### TASK
Every line that contains the word "Mathematical" should be copied.

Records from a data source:
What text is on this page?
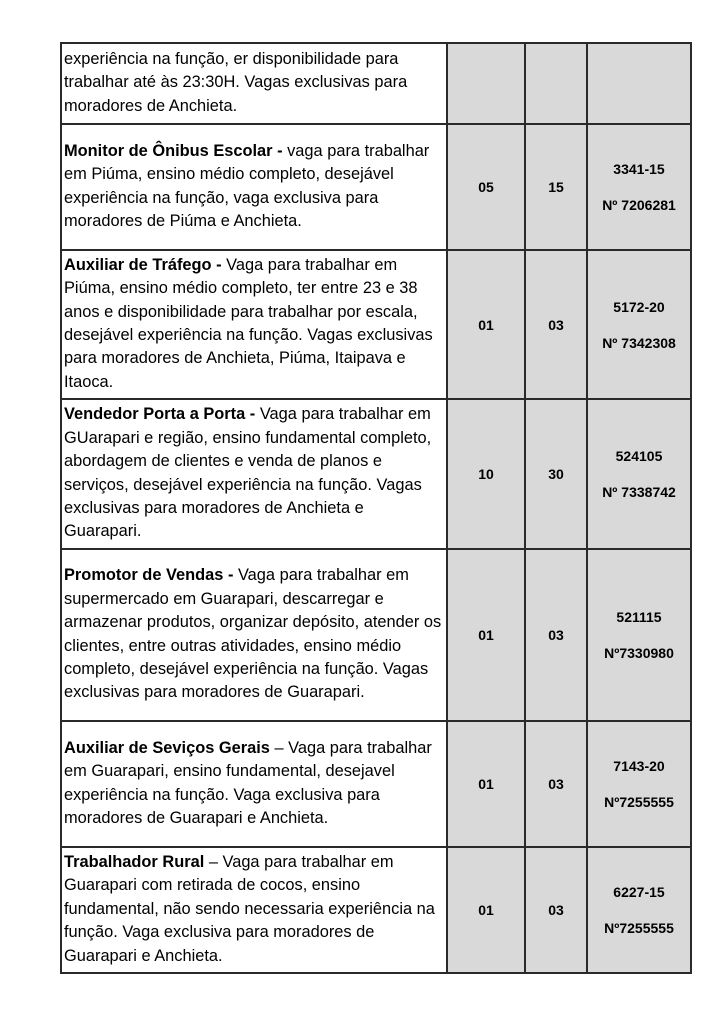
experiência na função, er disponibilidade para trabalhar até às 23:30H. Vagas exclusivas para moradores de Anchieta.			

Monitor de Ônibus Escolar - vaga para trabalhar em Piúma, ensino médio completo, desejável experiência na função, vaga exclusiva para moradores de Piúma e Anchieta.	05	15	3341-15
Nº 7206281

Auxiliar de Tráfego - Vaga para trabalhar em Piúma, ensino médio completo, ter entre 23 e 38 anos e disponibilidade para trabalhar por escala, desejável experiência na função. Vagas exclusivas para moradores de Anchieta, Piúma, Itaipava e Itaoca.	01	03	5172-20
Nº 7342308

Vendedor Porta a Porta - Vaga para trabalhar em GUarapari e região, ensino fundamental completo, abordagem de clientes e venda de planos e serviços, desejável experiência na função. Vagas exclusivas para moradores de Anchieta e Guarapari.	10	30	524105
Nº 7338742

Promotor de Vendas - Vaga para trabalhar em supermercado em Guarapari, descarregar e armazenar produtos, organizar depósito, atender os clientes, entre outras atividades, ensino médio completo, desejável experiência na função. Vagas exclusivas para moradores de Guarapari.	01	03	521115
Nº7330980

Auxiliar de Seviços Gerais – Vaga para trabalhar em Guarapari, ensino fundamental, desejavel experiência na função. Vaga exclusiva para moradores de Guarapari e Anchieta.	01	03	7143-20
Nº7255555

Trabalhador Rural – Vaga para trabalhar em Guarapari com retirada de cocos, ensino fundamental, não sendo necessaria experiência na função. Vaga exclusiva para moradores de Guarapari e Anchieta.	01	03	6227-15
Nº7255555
* * *
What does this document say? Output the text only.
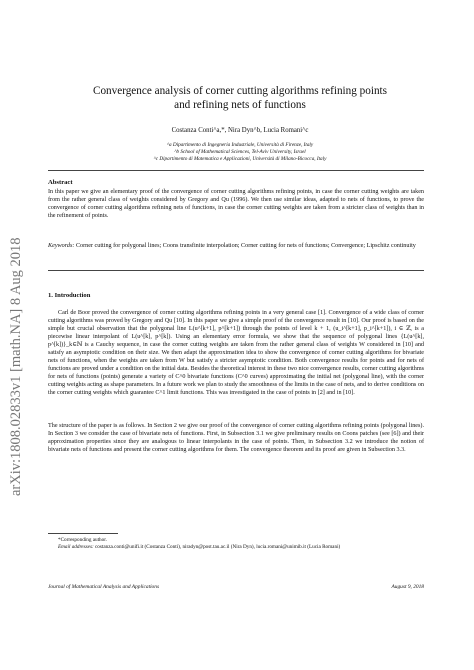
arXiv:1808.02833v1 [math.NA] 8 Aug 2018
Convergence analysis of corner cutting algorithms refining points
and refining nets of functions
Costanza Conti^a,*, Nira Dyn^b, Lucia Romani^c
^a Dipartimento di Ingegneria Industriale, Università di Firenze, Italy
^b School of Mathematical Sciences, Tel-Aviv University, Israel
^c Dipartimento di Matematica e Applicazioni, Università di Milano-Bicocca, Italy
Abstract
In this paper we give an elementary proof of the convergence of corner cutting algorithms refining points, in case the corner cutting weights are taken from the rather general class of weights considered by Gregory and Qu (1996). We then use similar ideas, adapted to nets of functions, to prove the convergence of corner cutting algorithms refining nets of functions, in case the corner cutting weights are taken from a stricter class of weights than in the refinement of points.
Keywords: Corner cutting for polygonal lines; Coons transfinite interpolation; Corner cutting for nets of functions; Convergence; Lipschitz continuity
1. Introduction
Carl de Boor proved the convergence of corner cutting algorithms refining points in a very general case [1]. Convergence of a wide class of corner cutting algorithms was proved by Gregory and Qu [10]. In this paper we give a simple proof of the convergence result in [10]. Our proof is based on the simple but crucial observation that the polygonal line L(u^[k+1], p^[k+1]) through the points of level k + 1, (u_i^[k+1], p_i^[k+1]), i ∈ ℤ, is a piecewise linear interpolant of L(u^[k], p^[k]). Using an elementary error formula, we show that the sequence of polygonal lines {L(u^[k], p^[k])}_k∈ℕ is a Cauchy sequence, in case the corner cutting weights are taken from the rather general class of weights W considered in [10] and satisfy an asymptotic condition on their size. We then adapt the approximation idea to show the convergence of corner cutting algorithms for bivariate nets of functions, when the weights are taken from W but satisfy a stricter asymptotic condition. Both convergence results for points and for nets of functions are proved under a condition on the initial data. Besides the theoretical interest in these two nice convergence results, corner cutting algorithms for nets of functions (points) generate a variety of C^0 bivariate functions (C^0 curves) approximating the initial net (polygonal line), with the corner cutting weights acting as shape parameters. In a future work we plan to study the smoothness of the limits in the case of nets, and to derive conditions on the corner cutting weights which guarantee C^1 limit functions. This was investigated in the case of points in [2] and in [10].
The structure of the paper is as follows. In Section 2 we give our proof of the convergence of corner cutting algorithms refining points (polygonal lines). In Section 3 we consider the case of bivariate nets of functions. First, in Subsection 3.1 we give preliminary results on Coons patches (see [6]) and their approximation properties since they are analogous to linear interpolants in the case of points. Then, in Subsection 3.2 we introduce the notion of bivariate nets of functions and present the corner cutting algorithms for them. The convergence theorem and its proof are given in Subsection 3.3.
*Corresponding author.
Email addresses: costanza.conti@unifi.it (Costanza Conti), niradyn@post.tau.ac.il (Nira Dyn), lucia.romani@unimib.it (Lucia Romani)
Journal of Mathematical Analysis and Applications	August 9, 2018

### OUTPUT
^b School of Mathematical Sciences, Tel-Aviv University, Israel
Journal of Mathematical Analysis and Applications	August 9, 2018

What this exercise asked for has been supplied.